— TASK GOAL —
Output exactly the lines that run from the line with "Give me a plain-text" to the end of the material, both ends included, and no other lines.

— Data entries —
::::
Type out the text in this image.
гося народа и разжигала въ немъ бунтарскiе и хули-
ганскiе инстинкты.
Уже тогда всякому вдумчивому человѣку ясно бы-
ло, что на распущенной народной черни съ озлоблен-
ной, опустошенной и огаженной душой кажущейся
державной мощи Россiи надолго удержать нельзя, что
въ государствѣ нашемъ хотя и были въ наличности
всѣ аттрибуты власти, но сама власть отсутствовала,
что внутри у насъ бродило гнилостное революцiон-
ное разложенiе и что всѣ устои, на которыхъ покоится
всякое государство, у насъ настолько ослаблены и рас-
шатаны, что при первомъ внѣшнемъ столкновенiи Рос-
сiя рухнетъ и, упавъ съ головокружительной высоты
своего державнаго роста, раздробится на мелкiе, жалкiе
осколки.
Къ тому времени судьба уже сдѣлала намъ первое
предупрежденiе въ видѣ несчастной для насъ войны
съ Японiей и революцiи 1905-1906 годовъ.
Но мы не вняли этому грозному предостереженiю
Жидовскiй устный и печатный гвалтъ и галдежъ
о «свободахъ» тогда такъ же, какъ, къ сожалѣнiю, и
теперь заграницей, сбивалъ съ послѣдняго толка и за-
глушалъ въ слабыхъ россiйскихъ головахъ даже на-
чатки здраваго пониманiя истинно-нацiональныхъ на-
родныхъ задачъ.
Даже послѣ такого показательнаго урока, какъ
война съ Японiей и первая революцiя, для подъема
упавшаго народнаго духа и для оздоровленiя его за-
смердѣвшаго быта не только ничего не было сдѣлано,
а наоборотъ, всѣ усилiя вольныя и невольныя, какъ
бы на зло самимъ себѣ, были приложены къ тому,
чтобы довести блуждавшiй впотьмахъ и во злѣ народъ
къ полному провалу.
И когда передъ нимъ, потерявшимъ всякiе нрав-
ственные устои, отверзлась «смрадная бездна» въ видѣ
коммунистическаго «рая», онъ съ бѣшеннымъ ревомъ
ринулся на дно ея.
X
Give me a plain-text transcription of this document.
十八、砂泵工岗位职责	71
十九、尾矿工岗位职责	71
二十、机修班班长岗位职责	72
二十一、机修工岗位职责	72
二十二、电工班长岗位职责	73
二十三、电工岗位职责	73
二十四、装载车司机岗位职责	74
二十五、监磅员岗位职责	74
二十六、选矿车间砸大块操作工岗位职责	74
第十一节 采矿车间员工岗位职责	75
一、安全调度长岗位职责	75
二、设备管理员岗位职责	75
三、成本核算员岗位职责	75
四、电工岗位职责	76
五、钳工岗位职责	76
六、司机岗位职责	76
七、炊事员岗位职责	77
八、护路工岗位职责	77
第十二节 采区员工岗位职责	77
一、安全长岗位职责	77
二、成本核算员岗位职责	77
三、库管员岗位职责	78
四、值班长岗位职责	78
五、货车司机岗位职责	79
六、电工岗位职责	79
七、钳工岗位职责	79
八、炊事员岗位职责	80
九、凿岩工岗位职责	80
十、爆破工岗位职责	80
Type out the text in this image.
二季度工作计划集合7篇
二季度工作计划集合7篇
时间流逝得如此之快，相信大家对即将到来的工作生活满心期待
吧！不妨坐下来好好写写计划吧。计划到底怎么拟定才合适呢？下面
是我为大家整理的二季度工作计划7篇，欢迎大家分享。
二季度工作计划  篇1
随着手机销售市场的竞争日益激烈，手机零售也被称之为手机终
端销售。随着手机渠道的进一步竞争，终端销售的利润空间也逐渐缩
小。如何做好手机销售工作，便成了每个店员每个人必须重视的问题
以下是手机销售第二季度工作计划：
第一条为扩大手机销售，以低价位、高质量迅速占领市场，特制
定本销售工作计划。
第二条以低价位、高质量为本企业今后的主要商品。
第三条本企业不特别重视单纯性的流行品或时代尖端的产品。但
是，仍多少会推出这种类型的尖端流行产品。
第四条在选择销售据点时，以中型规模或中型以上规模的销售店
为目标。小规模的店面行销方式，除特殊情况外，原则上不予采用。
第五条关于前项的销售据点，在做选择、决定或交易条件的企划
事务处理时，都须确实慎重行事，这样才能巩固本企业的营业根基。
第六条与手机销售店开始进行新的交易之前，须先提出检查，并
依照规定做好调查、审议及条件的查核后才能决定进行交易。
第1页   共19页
::::
— WRITTEN SOLUTION —
Give me a plain-text transcription of this document.
十八、砂泵工岗位职责	71
十九、尾矿工岗位职责	71
二十、机修班班长岗位职责	72
二十一、机修工岗位职责	72
二十二、电工班长岗位职责	73
二十三、电工岗位职责	73
二十四、装载车司机岗位职责	74
二十五、监磅员岗位职责	74
二十六、选矿车间砸大块操作工岗位职责	74
第十一节 采矿车间员工岗位职责	75
一、安全调度长岗位职责	75
二、设备管理员岗位职责	75
三、成本核算员岗位职责	75
四、电工岗位职责	76
五、钳工岗位职责	76
六、司机岗位职责	76
七、炊事员岗位职责	77
八、护路工岗位职责	77
第十二节 采区员工岗位职责	77
一、安全长岗位职责	77
二、成本核算员岗位职责	77
三、库管员岗位职责	78
四、值班长岗位职责	78
五、货车司机岗位职责	79
六、电工岗位职责	79
七、钳工岗位职责	79
八、炊事员岗位职责	80
九、凿岩工岗位职责	80
十、爆破工岗位职责	80
Type out the text in this image.
二季度工作计划集合7篇
二季度工作计划集合7篇
时间流逝得如此之快，相信大家对即将到来的工作生活满心期待
吧！不妨坐下来好好写写计划吧。计划到底怎么拟定才合适呢？下面
是我为大家整理的二季度工作计划7篇，欢迎大家分享。
二季度工作计划  篇1
随着手机销售市场的竞争日益激烈，手机零售也被称之为手机终
端销售。随着手机渠道的进一步竞争，终端销售的利润空间也逐渐缩
小。如何做好手机销售工作，便成了每个店员每个人必须重视的问题
以下是手机销售第二季度工作计划：
第一条为扩大手机销售，以低价位、高质量迅速占领市场，特制
定本销售工作计划。
第二条以低价位、高质量为本企业今后的主要商品。
第三条本企业不特别重视单纯性的流行品或时代尖端的产品。但
是，仍多少会推出这种类型的尖端流行产品。
第四条在选择销售据点时，以中型规模或中型以上规模的销售店
为目标。小规模的店面行销方式，除特殊情况外，原则上不予采用。
第五条关于前项的销售据点，在做选择、决定或交易条件的企划
事务处理时，都须确实慎重行事，这样才能巩固本企业的营业根基。
第六条与手机销售店开始进行新的交易之前，须先提出检查，并
依照规定做好调查、审议及条件的查核后才能决定进行交易。
第1页   共19页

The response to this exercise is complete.